[start]

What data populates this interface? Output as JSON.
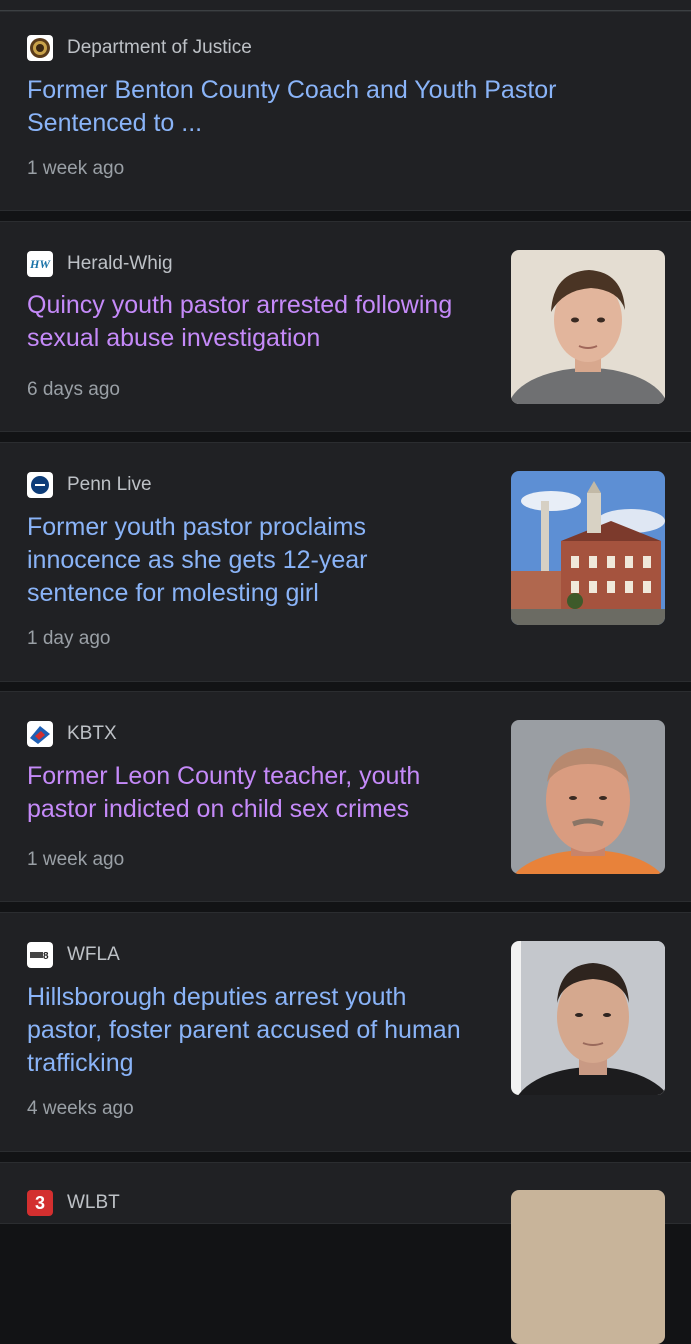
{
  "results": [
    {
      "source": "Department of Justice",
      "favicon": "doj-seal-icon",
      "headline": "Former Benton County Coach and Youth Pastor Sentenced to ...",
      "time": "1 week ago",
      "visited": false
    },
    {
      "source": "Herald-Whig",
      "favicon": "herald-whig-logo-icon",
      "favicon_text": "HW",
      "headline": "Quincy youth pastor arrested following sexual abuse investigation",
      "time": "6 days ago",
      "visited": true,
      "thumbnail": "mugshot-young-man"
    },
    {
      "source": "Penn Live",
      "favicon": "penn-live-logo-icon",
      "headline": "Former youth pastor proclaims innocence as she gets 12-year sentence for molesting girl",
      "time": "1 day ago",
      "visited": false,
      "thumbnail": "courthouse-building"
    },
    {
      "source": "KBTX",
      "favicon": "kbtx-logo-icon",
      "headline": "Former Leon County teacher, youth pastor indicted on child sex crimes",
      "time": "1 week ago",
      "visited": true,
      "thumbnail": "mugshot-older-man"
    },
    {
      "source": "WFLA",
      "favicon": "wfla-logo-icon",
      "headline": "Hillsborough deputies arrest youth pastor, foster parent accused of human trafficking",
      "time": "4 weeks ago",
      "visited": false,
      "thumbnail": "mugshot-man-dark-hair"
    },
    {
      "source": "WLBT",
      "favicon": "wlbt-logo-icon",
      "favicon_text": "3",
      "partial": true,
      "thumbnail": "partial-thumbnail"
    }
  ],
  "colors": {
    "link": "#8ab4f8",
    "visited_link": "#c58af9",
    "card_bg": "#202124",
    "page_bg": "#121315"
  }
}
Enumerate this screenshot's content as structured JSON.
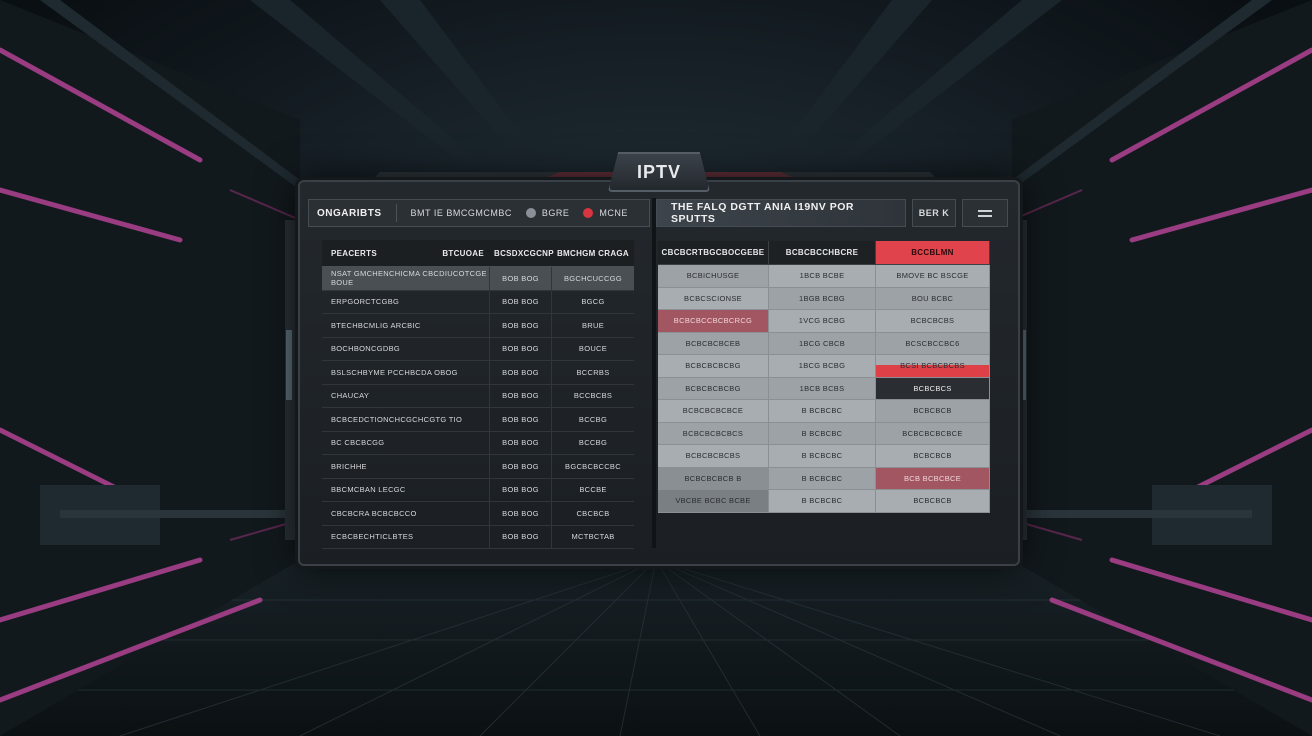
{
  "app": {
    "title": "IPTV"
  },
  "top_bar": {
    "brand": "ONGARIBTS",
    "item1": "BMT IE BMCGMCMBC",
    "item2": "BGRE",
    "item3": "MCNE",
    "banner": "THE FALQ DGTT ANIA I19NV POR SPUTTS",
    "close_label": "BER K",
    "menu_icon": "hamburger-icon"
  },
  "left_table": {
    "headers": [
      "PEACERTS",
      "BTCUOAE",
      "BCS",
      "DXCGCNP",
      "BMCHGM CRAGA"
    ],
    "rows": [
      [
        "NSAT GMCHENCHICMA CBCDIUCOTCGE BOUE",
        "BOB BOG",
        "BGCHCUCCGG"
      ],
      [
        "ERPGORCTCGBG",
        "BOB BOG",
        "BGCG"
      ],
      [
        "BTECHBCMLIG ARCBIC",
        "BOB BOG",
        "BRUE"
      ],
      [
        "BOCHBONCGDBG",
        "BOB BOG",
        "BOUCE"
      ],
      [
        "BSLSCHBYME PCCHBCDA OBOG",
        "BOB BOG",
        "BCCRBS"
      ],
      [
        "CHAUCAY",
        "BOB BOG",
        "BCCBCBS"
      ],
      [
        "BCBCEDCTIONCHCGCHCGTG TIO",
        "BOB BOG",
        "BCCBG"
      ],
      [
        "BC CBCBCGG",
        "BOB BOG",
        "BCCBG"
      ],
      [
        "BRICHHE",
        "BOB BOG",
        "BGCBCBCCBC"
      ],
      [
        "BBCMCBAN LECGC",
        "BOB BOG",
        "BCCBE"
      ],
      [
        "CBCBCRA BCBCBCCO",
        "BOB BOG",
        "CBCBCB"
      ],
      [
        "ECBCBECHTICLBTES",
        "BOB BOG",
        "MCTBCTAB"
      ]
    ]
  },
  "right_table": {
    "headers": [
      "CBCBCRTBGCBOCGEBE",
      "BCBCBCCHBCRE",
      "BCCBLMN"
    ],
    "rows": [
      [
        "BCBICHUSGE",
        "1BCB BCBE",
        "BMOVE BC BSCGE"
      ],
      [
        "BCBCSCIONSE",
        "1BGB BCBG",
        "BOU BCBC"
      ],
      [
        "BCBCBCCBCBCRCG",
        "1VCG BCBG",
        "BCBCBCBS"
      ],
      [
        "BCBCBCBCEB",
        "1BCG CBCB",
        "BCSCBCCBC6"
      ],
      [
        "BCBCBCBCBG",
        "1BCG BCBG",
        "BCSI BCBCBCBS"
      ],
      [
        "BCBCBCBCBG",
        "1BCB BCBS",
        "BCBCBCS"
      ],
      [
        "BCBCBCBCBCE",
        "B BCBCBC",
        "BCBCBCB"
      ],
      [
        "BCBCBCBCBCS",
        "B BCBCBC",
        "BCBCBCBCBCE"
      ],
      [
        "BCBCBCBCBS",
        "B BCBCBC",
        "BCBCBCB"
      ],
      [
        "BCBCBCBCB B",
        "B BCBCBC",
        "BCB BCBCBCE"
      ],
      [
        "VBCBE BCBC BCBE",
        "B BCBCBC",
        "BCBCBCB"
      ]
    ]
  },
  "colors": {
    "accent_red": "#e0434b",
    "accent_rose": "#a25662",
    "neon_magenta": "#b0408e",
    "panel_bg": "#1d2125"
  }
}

[end]
[start]

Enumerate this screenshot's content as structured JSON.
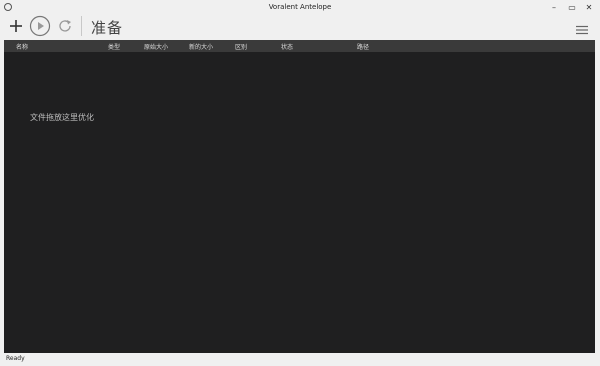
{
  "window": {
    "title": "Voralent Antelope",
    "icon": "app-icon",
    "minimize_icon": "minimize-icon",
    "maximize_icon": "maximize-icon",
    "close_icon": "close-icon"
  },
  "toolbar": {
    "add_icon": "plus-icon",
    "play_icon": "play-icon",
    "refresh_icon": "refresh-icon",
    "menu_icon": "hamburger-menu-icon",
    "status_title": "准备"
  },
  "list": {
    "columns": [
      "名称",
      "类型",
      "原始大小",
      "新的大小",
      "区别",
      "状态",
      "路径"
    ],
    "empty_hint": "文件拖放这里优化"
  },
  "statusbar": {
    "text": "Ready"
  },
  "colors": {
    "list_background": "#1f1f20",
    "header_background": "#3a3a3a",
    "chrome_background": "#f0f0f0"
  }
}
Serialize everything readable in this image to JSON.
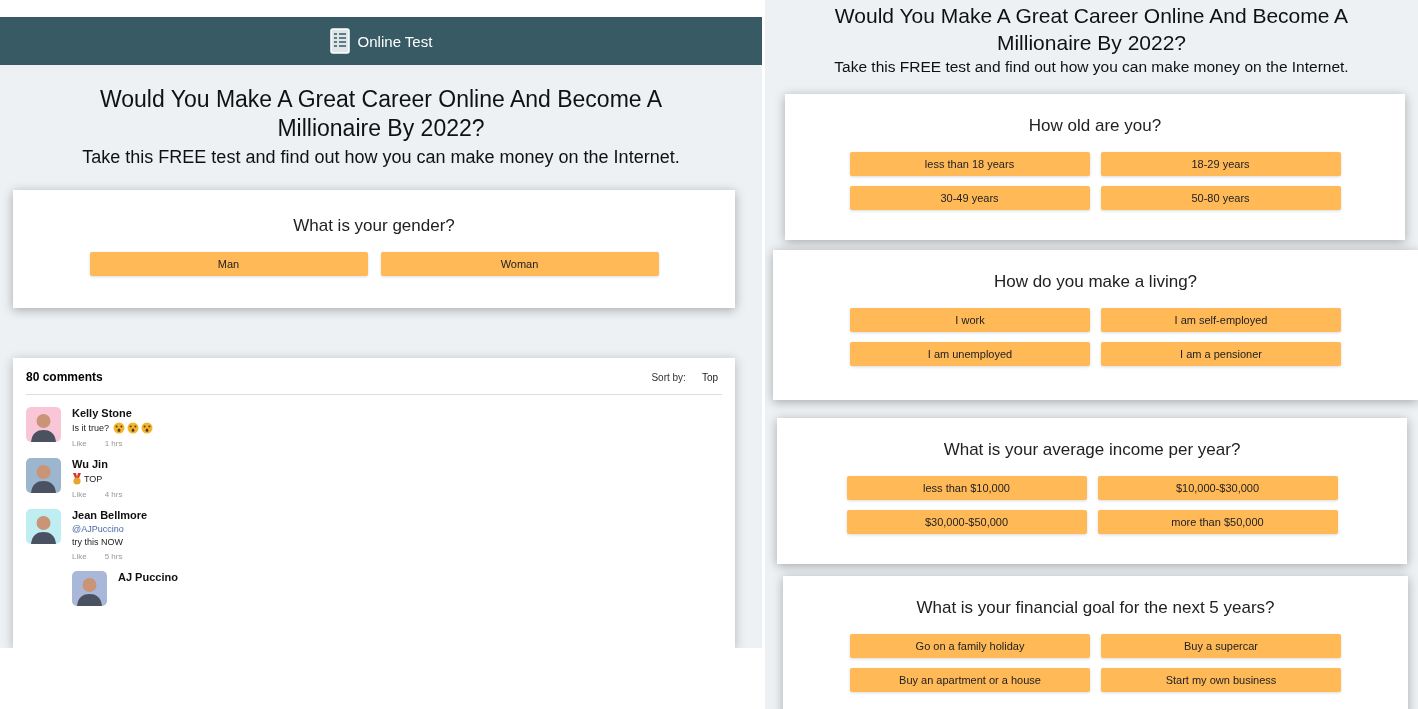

[end]

| EXERCISE GOAL |
Where a line of the entries contains the word "partial", copy that line.

| WORKED ANSWER |
      "partial": true,
      "thumbnail": "partial-thumbnail"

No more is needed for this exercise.